_SOURCE RECORDS_

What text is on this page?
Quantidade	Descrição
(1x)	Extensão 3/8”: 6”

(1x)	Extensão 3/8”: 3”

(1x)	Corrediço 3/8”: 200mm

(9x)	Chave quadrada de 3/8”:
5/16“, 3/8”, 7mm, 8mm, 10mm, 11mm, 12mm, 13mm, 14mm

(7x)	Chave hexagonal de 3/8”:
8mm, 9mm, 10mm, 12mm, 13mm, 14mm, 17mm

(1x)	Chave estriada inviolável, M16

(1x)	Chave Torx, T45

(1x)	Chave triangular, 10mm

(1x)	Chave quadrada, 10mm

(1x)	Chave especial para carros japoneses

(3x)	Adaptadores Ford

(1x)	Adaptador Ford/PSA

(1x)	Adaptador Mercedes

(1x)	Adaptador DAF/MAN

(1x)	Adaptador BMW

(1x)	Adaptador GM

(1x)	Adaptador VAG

_WHAT TO PRODUCE_
Each entry above is to be set down again in exactly the same words.

_EXERCISE OUTPUT_
What text is on this page?
Quantidade	Descrição
(1x)	Extensão 3/8”: 6”

(1x)	Extensão 3/8”: 3”

(1x)	Corrediço 3/8”: 200mm

(9x)	Chave quadrada de 3/8”:
5/16“, 3/8”, 7mm, 8mm, 10mm, 11mm, 12mm, 13mm, 14mm

(7x)	Chave hexagonal de 3/8”:
8mm, 9mm, 10mm, 12mm, 13mm, 14mm, 17mm

(1x)	Chave estriada inviolável, M16

(1x)	Chave Torx, T45

(1x)	Chave triangular, 10mm

(1x)	Chave quadrada, 10mm

(1x)	Chave especial para carros japoneses

(3x)	Adaptadores Ford

(1x)	Adaptador Ford/PSA

(1x)	Adaptador Mercedes

(1x)	Adaptador DAF/MAN

(1x)	Adaptador BMW

(1x)	Adaptador GM

(1x)	Adaptador VAG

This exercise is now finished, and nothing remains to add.